(QUOTED PASSAGE begins)
This is the exciting, delicate dance at the core of Sekiro once stealth eventually, inevitably fails you: you must be aggressive. Standing back, blocking and counter-attacking is all well and good, but an enemy on the verge of broken posture might retreat back in order to let their posture replenish, as it does over time. To get that execution you'll want to press the attack carefully while not leaving yourself open, as chipping away at the health of enemies without breaking their posture leads to longer and thus more potentially deadly encounters.

It also encourages players of all skill levels to attempt to achieve a mastery of parries rather than blocks - parrying gives a brief window where you can land an attack that does devastating damage to enemy posture. As you try to master this it'll also become clear how much effort has gone into enemy animation, making every swing and thrust of a katana entirely predictable if you know what to look out for - and after a few deaths, that's a lesson you'll quickly learn.

Tougher enemies will have multiple health bars, so your challenge then becomes breaking their posture a couple of times in order to finish them a few times over. It does seem like posture is a universal mechanic, though some larger troll-like enemies I encountered seemed like they'd be incredibly difficult to break - and at that point it becomes more like the other FromSoftware games, all about blocking, dodging and weaving to land devastating attacks.

When that all goes wrong, Sekiro has one last trick up its sleeve - and it's all to do with the game's name. You see, you can die twice. Sometimes more than twice, in fact. There's story reasons for this I won't go into here to avoid spoilers, but basically when you're first downed any time after a bonfire-like checkpoint, you'll lay there bleeding out and be given an option - to die, or to resurrect.
(QUOTED PASSAGE ends)
→ **ASSIGNMENT**:
In the passage about Sekiro, what does parrying give the player?
(MATERIAL SUPPLIED begins)
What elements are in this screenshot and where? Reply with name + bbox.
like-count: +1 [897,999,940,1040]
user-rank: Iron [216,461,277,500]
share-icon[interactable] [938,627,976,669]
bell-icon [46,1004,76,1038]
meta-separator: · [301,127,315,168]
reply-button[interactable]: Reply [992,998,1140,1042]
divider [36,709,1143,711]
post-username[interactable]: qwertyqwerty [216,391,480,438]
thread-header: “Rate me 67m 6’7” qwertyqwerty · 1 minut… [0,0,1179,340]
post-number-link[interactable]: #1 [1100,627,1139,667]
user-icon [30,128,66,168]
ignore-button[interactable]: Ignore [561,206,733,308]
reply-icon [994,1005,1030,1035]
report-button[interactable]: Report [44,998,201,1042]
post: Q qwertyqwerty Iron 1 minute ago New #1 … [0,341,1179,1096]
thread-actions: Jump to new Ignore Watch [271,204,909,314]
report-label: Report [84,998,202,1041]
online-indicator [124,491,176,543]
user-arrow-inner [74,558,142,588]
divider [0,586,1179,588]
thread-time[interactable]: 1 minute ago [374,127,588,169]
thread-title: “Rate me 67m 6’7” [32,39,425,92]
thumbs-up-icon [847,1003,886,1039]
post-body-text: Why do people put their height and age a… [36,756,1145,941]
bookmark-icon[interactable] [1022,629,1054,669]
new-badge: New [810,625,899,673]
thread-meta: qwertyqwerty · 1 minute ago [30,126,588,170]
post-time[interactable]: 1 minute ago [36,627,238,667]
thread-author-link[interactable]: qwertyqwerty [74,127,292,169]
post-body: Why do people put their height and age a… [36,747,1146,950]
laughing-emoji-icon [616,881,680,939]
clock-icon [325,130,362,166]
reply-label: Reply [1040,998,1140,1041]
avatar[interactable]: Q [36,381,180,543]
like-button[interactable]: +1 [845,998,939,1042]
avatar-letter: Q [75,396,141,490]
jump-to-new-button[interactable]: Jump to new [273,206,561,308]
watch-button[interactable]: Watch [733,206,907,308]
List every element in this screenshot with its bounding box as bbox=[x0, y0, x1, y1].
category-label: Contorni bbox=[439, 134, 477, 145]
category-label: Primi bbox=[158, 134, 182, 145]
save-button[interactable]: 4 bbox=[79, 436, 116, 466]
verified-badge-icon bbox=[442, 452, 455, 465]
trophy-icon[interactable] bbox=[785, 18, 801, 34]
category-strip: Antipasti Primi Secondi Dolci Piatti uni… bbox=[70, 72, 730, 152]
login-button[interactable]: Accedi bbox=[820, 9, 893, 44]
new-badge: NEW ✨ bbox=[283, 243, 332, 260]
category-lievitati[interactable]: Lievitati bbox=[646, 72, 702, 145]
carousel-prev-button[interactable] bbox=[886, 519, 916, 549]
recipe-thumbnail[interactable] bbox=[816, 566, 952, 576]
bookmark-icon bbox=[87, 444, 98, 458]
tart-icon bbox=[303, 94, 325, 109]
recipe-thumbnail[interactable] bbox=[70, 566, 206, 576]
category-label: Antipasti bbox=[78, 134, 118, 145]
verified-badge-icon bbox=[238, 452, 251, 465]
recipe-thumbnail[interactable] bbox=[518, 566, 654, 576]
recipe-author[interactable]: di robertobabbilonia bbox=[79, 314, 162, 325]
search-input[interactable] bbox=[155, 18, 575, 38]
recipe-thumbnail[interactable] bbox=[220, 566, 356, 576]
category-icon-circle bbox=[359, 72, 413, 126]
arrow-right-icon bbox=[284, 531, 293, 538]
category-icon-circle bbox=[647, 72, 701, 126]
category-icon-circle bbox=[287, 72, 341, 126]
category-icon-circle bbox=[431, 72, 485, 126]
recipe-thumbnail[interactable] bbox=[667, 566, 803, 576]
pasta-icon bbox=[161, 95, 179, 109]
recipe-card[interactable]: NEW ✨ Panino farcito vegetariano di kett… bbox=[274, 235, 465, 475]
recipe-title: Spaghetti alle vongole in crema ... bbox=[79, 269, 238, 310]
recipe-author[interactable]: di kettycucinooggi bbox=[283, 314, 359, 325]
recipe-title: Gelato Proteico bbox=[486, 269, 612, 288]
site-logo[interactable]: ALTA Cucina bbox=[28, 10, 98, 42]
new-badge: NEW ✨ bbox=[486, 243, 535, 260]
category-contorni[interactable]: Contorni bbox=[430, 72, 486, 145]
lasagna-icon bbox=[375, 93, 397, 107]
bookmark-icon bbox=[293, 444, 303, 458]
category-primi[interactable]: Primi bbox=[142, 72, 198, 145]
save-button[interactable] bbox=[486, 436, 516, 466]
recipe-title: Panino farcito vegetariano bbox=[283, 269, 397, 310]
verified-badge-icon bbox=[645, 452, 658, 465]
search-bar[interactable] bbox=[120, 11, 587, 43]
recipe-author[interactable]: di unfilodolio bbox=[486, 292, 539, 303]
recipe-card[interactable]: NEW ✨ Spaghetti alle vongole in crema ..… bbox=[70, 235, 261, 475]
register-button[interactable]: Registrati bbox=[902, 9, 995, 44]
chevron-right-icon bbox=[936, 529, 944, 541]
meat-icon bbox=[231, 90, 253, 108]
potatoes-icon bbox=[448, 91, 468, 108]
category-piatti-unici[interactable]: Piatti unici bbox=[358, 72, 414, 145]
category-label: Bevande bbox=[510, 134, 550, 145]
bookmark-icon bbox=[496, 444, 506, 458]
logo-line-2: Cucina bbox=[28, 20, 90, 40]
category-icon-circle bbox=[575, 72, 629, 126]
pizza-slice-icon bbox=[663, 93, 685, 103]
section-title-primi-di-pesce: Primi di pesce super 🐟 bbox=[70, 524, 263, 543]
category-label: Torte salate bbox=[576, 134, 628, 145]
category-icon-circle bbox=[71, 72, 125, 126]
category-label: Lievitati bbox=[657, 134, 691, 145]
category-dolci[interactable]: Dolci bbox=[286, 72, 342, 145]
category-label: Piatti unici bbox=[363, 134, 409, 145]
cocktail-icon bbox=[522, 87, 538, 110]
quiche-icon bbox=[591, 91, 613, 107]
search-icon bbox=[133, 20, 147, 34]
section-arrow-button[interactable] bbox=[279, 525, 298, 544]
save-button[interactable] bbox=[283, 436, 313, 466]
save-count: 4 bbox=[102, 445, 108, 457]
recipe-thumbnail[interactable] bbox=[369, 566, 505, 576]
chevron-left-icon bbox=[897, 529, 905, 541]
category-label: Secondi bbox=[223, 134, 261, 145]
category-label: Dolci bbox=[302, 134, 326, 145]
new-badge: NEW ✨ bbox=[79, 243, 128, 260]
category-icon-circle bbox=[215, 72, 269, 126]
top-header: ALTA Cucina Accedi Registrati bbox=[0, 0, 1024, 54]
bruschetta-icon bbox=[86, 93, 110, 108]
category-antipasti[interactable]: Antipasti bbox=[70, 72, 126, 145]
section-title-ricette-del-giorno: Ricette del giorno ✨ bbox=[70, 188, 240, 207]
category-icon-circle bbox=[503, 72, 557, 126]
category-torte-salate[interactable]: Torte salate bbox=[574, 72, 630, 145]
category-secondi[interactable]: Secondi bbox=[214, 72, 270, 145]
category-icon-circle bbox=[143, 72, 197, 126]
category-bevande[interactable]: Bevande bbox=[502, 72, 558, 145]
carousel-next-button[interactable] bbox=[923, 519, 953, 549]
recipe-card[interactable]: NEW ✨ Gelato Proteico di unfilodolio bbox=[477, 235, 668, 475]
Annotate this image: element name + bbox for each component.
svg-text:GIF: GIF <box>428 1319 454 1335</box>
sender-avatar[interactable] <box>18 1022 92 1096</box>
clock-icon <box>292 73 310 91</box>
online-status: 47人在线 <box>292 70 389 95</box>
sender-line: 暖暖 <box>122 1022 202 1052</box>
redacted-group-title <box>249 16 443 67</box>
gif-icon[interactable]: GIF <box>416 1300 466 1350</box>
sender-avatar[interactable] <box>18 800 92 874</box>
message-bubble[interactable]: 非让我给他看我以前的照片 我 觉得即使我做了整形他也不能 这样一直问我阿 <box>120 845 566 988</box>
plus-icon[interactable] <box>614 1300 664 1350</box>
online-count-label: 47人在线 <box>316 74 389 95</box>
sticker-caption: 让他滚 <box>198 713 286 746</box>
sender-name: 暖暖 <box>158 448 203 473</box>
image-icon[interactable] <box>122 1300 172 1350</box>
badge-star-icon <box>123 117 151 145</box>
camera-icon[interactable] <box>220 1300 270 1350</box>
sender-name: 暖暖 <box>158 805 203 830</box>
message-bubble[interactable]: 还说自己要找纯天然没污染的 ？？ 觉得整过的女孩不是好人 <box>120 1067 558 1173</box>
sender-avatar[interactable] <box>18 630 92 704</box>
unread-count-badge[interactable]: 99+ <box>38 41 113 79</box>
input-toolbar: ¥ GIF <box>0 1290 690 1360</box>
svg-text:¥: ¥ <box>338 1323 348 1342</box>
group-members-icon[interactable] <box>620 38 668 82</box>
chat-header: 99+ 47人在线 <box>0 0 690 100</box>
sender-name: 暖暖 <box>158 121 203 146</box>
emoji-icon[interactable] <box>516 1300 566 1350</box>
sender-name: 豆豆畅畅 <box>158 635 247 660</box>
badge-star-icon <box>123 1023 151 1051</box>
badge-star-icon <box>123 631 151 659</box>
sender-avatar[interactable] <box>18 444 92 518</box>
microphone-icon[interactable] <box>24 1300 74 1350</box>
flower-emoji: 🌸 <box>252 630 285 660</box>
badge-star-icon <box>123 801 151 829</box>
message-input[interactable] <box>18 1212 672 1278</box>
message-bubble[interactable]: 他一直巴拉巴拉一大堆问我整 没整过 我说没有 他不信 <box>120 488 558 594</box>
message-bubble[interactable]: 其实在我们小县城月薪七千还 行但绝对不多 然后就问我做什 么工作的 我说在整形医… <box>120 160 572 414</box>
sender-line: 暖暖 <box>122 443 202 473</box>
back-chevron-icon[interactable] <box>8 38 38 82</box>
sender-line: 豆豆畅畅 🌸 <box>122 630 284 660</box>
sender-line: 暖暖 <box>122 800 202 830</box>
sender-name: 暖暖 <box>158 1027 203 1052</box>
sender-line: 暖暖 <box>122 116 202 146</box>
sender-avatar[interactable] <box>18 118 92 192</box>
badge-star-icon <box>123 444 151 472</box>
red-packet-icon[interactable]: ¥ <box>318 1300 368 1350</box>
(MATERIAL SUPPLIED ends)
→ **RESULT FOR THIS TASK**:
A brief window to land an attack that does devastating damage to enemy posture.